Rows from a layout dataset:
----

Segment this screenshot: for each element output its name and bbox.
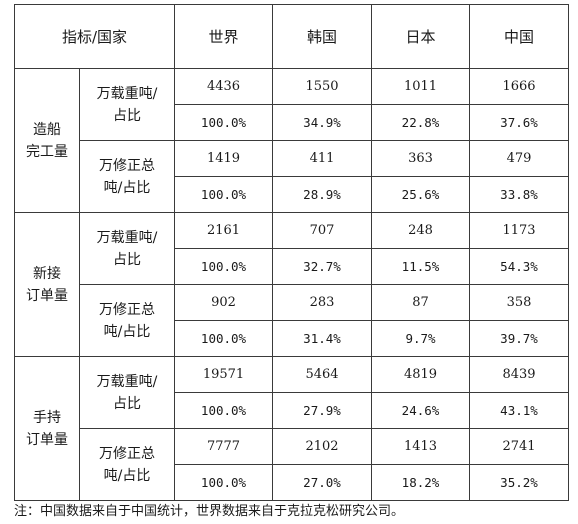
share-cell: 11.5%	[371, 248, 470, 285]
column-header-world: 世界	[174, 4, 273, 69]
table-row: 100.0% 27.0% 18.2% 35.2%	[15, 464, 569, 501]
value-cell: 1419	[174, 140, 273, 177]
value-cell: 8439	[469, 356, 569, 393]
unit-label-line: 万载重吨/	[96, 229, 158, 246]
unit-label-cgt: 万修正总 吨/占比	[79, 140, 175, 213]
table-row: 万修正总 吨/占比 7777 2102 1413 2741	[15, 428, 569, 501]
share-cell: 100.0%	[174, 248, 273, 285]
unit-label-line: 占比	[113, 251, 141, 268]
category-order-book: 手持 订单量	[14, 356, 80, 501]
column-header-japan: 日本	[371, 4, 470, 69]
share-cell: 100.0%	[174, 104, 273, 141]
value-cell: 87	[371, 284, 470, 321]
shipbuilding-stats-table: 指标/国家 世界 韩国 日本 中国 造船 完工量 万载重吨/ 占比 4436 1…	[14, 4, 569, 501]
table-row: 100.0% 32.7% 11.5% 54.3%	[15, 248, 569, 285]
table-row: 100.0% 34.9% 22.8% 37.6%	[15, 104, 569, 141]
value-cell: 248	[371, 212, 470, 249]
value-cell: 1550	[272, 68, 372, 105]
share-cell: 100.0%	[174, 176, 273, 213]
category-label-line: 新接	[33, 265, 61, 282]
category-label-line: 手持	[33, 409, 61, 426]
unit-label-cgt: 万修正总 吨/占比	[79, 428, 175, 501]
unit-label-line: 占比	[113, 107, 141, 124]
share-cell: 27.9%	[272, 392, 372, 429]
share-cell: 100.0%	[174, 464, 273, 501]
table-row: 造船 完工量 万载重吨/ 占比 4436 1550 1011 1666	[14, 68, 569, 213]
unit-label-line: 吨/占比	[103, 467, 151, 484]
category-label-line: 订单量	[26, 431, 68, 448]
unit-label-dwt: 万载重吨/ 占比	[79, 356, 175, 429]
unit-label-line: 万修正总	[99, 301, 155, 318]
value-cell: 4819	[371, 356, 470, 393]
share-cell: 37.6%	[469, 104, 569, 141]
value-cell: 902	[174, 284, 273, 321]
value-cell: 363	[371, 140, 470, 177]
corner-header: 指标/国家	[14, 4, 175, 69]
unit-label-line: 占比	[113, 395, 141, 412]
unit-label-line: 吨/占比	[103, 323, 151, 340]
value-cell: 283	[272, 284, 372, 321]
value-cell: 7777	[174, 428, 273, 465]
value-cell: 2161	[174, 212, 273, 249]
share-cell: 43.1%	[469, 392, 569, 429]
value-cell: 2741	[469, 428, 569, 465]
unit-label-dwt: 万载重吨/ 占比	[79, 68, 175, 141]
category-label-line: 造船	[33, 121, 61, 138]
value-cell: 479	[469, 140, 569, 177]
category-label-line: 订单量	[26, 287, 68, 304]
table-row: 100.0% 31.4% 9.7% 39.7%	[15, 320, 569, 357]
table-row: 100.0% 27.9% 24.6% 43.1%	[15, 392, 569, 429]
unit-label-dwt: 万载重吨/ 占比	[79, 212, 175, 285]
category-label-line: 完工量	[26, 143, 68, 160]
share-cell: 39.7%	[469, 320, 569, 357]
share-cell: 31.4%	[272, 320, 372, 357]
value-cell: 5464	[272, 356, 372, 393]
value-cell: 707	[272, 212, 372, 249]
share-cell: 28.9%	[272, 176, 372, 213]
share-cell: 35.2%	[469, 464, 569, 501]
value-cell: 358	[469, 284, 569, 321]
value-cell: 4436	[174, 68, 273, 105]
value-cell: 1666	[469, 68, 569, 105]
share-cell: 100.0%	[174, 320, 273, 357]
share-cell: 27.0%	[272, 464, 372, 501]
share-cell: 33.8%	[469, 176, 569, 213]
value-cell: 2102	[272, 428, 372, 465]
table-row: 新接 订单量 万载重吨/ 占比 2161 707 248 1173	[14, 212, 569, 357]
unit-label-line: 万修正总	[99, 157, 155, 174]
unit-label-line: 万载重吨/	[96, 373, 158, 390]
value-cell: 1173	[469, 212, 569, 249]
share-cell: 100.0%	[174, 392, 273, 429]
share-cell: 22.8%	[371, 104, 470, 141]
value-cell: 411	[272, 140, 372, 177]
table-row: 手持 订单量 万载重吨/ 占比 19571 5464 4819 8439	[14, 356, 569, 501]
unit-label-line: 万修正总	[99, 445, 155, 462]
table-row: 万修正总 吨/占比 1419 411 363 479	[15, 140, 569, 213]
column-header-korea: 韩国	[272, 4, 372, 69]
share-cell: 9.7%	[371, 320, 470, 357]
unit-label-cgt: 万修正总 吨/占比	[79, 284, 175, 357]
share-cell: 32.7%	[272, 248, 372, 285]
unit-label-line: 吨/占比	[103, 179, 151, 196]
table-row: 100.0% 28.9% 25.6% 33.8%	[15, 176, 569, 213]
value-cell: 1011	[371, 68, 470, 105]
share-cell: 24.6%	[371, 392, 470, 429]
value-cell: 19571	[174, 356, 273, 393]
category-completions: 造船 完工量	[14, 68, 80, 213]
table-row: 万修正总 吨/占比 902 283 87 358	[15, 284, 569, 357]
unit-label-line: 万载重吨/	[96, 85, 158, 102]
value-cell: 1413	[371, 428, 470, 465]
category-new-orders: 新接 订单量	[14, 212, 80, 357]
footnote: 注：中国数据来自于中国统计，世界数据来自于克拉克松研究公司。	[14, 504, 405, 519]
share-cell: 54.3%	[469, 248, 569, 285]
column-header-china: 中国	[469, 4, 569, 69]
share-cell: 18.2%	[371, 464, 470, 501]
share-cell: 25.6%	[371, 176, 470, 213]
header-row: 指标/国家 世界 韩国 日本 中国	[14, 4, 569, 69]
share-cell: 34.9%	[272, 104, 372, 141]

----

- TASK -
Extract each row containing the string "category".

- RESPONSE TO THE TASK -
category-order-book: 手持 订单量	[14, 356, 80, 501]
category-label-line: 新接	[33, 265, 61, 282]
category-label-line: 手持	[33, 409, 61, 426]
category-label-line: 订单量	[26, 431, 68, 448]
category-label-line: 造船	[33, 121, 61, 138]
category-label-line: 订单量	[26, 287, 68, 304]
category-label-line: 完工量	[26, 143, 68, 160]
category-completions: 造船 完工量	[14, 68, 80, 213]
category-new-orders: 新接 订单量	[14, 212, 80, 357]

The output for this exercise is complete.